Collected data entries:
++++++++

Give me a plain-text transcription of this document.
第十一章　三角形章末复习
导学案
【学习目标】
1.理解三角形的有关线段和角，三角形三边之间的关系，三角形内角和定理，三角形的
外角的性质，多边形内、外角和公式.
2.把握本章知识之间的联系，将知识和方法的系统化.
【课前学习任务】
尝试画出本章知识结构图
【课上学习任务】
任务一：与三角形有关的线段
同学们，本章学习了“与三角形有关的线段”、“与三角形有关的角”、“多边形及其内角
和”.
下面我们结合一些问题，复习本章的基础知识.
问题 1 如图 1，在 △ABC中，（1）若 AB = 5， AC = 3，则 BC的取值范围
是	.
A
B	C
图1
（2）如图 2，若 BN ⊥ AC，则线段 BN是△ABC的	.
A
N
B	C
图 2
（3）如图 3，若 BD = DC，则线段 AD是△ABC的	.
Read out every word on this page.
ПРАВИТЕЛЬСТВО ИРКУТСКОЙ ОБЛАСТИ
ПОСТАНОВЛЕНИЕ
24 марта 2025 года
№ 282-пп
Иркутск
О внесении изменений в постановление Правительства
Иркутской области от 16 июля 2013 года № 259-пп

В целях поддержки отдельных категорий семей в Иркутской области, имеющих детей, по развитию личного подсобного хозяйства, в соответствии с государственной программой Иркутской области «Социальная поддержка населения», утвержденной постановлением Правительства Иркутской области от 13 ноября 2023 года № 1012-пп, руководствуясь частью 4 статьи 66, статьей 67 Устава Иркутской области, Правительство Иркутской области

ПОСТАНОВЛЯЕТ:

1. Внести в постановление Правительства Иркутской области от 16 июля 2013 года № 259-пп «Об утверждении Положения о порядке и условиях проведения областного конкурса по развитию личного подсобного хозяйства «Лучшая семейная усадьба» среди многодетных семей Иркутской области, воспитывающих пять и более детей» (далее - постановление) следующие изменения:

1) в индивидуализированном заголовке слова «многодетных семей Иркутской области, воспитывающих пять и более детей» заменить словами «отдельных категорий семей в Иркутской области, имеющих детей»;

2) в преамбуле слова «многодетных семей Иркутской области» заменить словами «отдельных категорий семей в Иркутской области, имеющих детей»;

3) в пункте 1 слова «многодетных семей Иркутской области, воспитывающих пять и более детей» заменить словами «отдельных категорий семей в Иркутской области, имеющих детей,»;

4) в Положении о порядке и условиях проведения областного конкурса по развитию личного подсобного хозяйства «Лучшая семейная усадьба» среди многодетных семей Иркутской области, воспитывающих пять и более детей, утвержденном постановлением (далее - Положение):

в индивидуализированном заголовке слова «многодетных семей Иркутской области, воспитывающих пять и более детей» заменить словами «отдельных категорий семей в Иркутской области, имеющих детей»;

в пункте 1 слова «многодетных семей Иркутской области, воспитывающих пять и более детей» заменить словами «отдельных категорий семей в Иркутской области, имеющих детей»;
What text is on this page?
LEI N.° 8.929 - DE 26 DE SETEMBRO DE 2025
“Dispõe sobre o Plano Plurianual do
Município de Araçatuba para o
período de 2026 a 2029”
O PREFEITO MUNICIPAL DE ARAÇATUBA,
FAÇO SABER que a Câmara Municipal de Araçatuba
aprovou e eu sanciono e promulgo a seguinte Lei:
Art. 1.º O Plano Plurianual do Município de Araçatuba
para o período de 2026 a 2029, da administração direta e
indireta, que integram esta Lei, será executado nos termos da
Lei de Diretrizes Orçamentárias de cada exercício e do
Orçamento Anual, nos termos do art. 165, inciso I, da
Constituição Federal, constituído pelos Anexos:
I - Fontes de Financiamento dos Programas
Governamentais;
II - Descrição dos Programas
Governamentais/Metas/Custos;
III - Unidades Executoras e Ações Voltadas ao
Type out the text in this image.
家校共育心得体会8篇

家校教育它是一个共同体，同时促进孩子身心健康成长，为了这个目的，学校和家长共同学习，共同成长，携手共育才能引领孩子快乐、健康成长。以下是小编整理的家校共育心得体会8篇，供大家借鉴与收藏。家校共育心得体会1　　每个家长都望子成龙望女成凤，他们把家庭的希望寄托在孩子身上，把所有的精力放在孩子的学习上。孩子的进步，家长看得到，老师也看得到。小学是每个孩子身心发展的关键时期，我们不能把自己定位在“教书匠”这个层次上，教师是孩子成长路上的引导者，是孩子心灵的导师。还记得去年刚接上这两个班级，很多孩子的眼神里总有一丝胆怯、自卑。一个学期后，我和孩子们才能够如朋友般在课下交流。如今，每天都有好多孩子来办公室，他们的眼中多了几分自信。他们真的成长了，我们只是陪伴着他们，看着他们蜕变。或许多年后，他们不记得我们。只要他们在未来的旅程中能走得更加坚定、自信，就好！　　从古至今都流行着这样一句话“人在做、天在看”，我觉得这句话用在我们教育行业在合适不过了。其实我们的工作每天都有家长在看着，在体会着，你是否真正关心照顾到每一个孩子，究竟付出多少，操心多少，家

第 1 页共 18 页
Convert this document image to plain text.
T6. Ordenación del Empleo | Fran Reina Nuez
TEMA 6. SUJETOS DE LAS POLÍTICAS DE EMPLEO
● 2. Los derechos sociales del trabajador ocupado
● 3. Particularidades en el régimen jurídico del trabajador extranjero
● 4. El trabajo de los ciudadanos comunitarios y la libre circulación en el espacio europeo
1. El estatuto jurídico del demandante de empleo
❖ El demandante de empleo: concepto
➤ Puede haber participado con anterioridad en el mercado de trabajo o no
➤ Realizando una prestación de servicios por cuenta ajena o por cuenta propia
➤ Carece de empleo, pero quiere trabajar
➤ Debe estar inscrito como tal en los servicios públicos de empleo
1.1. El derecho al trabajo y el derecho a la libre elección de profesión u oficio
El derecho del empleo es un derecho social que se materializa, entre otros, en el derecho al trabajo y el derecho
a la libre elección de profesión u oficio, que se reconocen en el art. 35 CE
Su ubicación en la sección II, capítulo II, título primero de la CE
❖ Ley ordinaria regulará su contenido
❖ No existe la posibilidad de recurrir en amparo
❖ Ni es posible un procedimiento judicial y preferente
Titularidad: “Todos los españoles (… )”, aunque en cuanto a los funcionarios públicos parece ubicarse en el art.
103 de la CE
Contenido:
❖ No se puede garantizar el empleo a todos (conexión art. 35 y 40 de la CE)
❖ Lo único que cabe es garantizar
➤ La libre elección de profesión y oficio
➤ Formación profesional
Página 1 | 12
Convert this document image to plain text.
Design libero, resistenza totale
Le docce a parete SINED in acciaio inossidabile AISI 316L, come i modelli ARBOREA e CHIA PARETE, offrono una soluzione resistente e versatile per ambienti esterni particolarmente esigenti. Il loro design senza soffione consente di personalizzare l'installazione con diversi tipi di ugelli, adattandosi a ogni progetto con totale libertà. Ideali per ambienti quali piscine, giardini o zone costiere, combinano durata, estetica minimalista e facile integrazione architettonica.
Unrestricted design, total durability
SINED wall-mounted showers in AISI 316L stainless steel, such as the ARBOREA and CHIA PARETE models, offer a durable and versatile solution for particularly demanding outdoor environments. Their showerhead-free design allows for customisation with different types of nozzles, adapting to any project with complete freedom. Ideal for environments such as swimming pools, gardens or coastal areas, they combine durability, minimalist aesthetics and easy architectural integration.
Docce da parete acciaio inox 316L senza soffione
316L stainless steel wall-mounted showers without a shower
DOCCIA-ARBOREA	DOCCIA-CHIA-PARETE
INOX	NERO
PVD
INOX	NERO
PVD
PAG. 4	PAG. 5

++++++++

Problem to solve:
Transcribe the material above word for word.

Solution to this task:
Give me a plain-text transcription of this document.
第十一章　三角形章末复习
导学案
【学习目标】
1.理解三角形的有关线段和角，三角形三边之间的关系，三角形内角和定理，三角形的
外角的性质，多边形内、外角和公式.
2.把握本章知识之间的联系，将知识和方法的系统化.
【课前学习任务】
尝试画出本章知识结构图
【课上学习任务】
任务一：与三角形有关的线段
同学们，本章学习了“与三角形有关的线段”、“与三角形有关的角”、“多边形及其内角
和”.
下面我们结合一些问题，复习本章的基础知识.
问题 1 如图 1，在 △ABC中，（1）若 AB = 5， AC = 3，则 BC的取值范围
是	.
A
B	C
图1
（2）如图 2，若 BN ⊥ AC，则线段 BN是△ABC的	.
A
N
B	C
图 2
（3）如图 3，若 BD = DC，则线段 AD是△ABC的	.
Read out every word on this page.
ПРАВИТЕЛЬСТВО ИРКУТСКОЙ ОБЛАСТИ
ПОСТАНОВЛЕНИЕ
24 марта 2025 года
№ 282-пп
Иркутск
О внесении изменений в постановление Правительства
Иркутской области от 16 июля 2013 года № 259-пп

В целях поддержки отдельных категорий семей в Иркутской области, имеющих детей, по развитию личного подсобного хозяйства, в соответствии с государственной программой Иркутской области «Социальная поддержка населения», утвержденной постановлением Правительства Иркутской области от 13 ноября 2023 года № 1012-пп, руководствуясь частью 4 статьи 66, статьей 67 Устава Иркутской области, Правительство Иркутской области

ПОСТАНОВЛЯЕТ:

1. Внести в постановление Правительства Иркутской области от 16 июля 2013 года № 259-пп «Об утверждении Положения о порядке и условиях проведения областного конкурса по развитию личного подсобного хозяйства «Лучшая семейная усадьба» среди многодетных семей Иркутской области, воспитывающих пять и более детей» (далее - постановление) следующие изменения:

1) в индивидуализированном заголовке слова «многодетных семей Иркутской области, воспитывающих пять и более детей» заменить словами «отдельных категорий семей в Иркутской области, имеющих детей»;

2) в преамбуле слова «многодетных семей Иркутской области» заменить словами «отдельных категорий семей в Иркутской области, имеющих детей»;

3) в пункте 1 слова «многодетных семей Иркутской области, воспитывающих пять и более детей» заменить словами «отдельных категорий семей в Иркутской области, имеющих детей,»;

4) в Положении о порядке и условиях проведения областного конкурса по развитию личного подсобного хозяйства «Лучшая семейная усадьба» среди многодетных семей Иркутской области, воспитывающих пять и более детей, утвержденном постановлением (далее - Положение):

в индивидуализированном заголовке слова «многодетных семей Иркутской области, воспитывающих пять и более детей» заменить словами «отдельных категорий семей в Иркутской области, имеющих детей»;

в пункте 1 слова «многодетных семей Иркутской области, воспитывающих пять и более детей» заменить словами «отдельных категорий семей в Иркутской области, имеющих детей»;
What text is on this page?
LEI N.° 8.929 - DE 26 DE SETEMBRO DE 2025
“Dispõe sobre o Plano Plurianual do
Município de Araçatuba para o
período de 2026 a 2029”
O PREFEITO MUNICIPAL DE ARAÇATUBA,
FAÇO SABER que a Câmara Municipal de Araçatuba
aprovou e eu sanciono e promulgo a seguinte Lei:
Art. 1.º O Plano Plurianual do Município de Araçatuba
para o período de 2026 a 2029, da administração direta e
indireta, que integram esta Lei, será executado nos termos da
Lei de Diretrizes Orçamentárias de cada exercício e do
Orçamento Anual, nos termos do art. 165, inciso I, da
Constituição Federal, constituído pelos Anexos:
I - Fontes de Financiamento dos Programas
Governamentais;
II - Descrição dos Programas
Governamentais/Metas/Custos;
III - Unidades Executoras e Ações Voltadas ao
Type out the text in this image.
家校共育心得体会8篇

家校教育它是一个共同体，同时促进孩子身心健康成长，为了这个目的，学校和家长共同学习，共同成长，携手共育才能引领孩子快乐、健康成长。以下是小编整理的家校共育心得体会8篇，供大家借鉴与收藏。家校共育心得体会1　　每个家长都望子成龙望女成凤，他们把家庭的希望寄托在孩子身上，把所有的精力放在孩子的学习上。孩子的进步，家长看得到，老师也看得到。小学是每个孩子身心发展的关键时期，我们不能把自己定位在“教书匠”这个层次上，教师是孩子成长路上的引导者，是孩子心灵的导师。还记得去年刚接上这两个班级，很多孩子的眼神里总有一丝胆怯、自卑。一个学期后，我和孩子们才能够如朋友般在课下交流。如今，每天都有好多孩子来办公室，他们的眼中多了几分自信。他们真的成长了，我们只是陪伴着他们，看着他们蜕变。或许多年后，他们不记得我们。只要他们在未来的旅程中能走得更加坚定、自信，就好！　　从古至今都流行着这样一句话“人在做、天在看”，我觉得这句话用在我们教育行业在合适不过了。其实我们的工作每天都有家长在看着，在体会着，你是否真正关心照顾到每一个孩子，究竟付出多少，操心多少，家

第 1 页共 18 页
Convert this document image to plain text.
T6. Ordenación del Empleo | Fran Reina Nuez
TEMA 6. SUJETOS DE LAS POLÍTICAS DE EMPLEO
● 2. Los derechos sociales del trabajador ocupado
● 3. Particularidades en el régimen jurídico del trabajador extranjero
● 4. El trabajo de los ciudadanos comunitarios y la libre circulación en el espacio europeo
1. El estatuto jurídico del demandante de empleo
❖ El demandante de empleo: concepto
➤ Puede haber participado con anterioridad en el mercado de trabajo o no
➤ Realizando una prestación de servicios por cuenta ajena o por cuenta propia
➤ Carece de empleo, pero quiere trabajar
➤ Debe estar inscrito como tal en los servicios públicos de empleo
1.1. El derecho al trabajo y el derecho a la libre elección de profesión u oficio
El derecho del empleo es un derecho social que se materializa, entre otros, en el derecho al trabajo y el derecho
a la libre elección de profesión u oficio, que se reconocen en el art. 35 CE
Su ubicación en la sección II, capítulo II, título primero de la CE
❖ Ley ordinaria regulará su contenido
❖ No existe la posibilidad de recurrir en amparo
❖ Ni es posible un procedimiento judicial y preferente
Titularidad: “Todos los españoles (… )”, aunque en cuanto a los funcionarios públicos parece ubicarse en el art.
103 de la CE
Contenido:
❖ No se puede garantizar el empleo a todos (conexión art. 35 y 40 de la CE)
❖ Lo único que cabe es garantizar
➤ La libre elección de profesión y oficio
➤ Formación profesional
Página 1 | 12
Convert this document image to plain text.
Design libero, resistenza totale
Le docce a parete SINED in acciaio inossidabile AISI 316L, come i modelli ARBOREA e CHIA PARETE, offrono una soluzione resistente e versatile per ambienti esterni particolarmente esigenti. Il loro design senza soffione consente di personalizzare l'installazione con diversi tipi di ugelli, adattandosi a ogni progetto con totale libertà. Ideali per ambienti quali piscine, giardini o zone costiere, combinano durata, estetica minimalista e facile integrazione architettonica.
Unrestricted design, total durability
SINED wall-mounted showers in AISI 316L stainless steel, such as the ARBOREA and CHIA PARETE models, offer a durable and versatile solution for particularly demanding outdoor environments. Their showerhead-free design allows for customisation with different types of nozzles, adapting to any project with complete freedom. Ideal for environments such as swimming pools, gardens or coastal areas, they combine durability, minimalist aesthetics and easy architectural integration.
Docce da parete acciaio inox 316L senza soffione
316L stainless steel wall-mounted showers without a shower
DOCCIA-ARBOREA	DOCCIA-CHIA-PARETE
INOX	NERO
PVD
INOX	NERO
PVD
PAG. 4	PAG. 5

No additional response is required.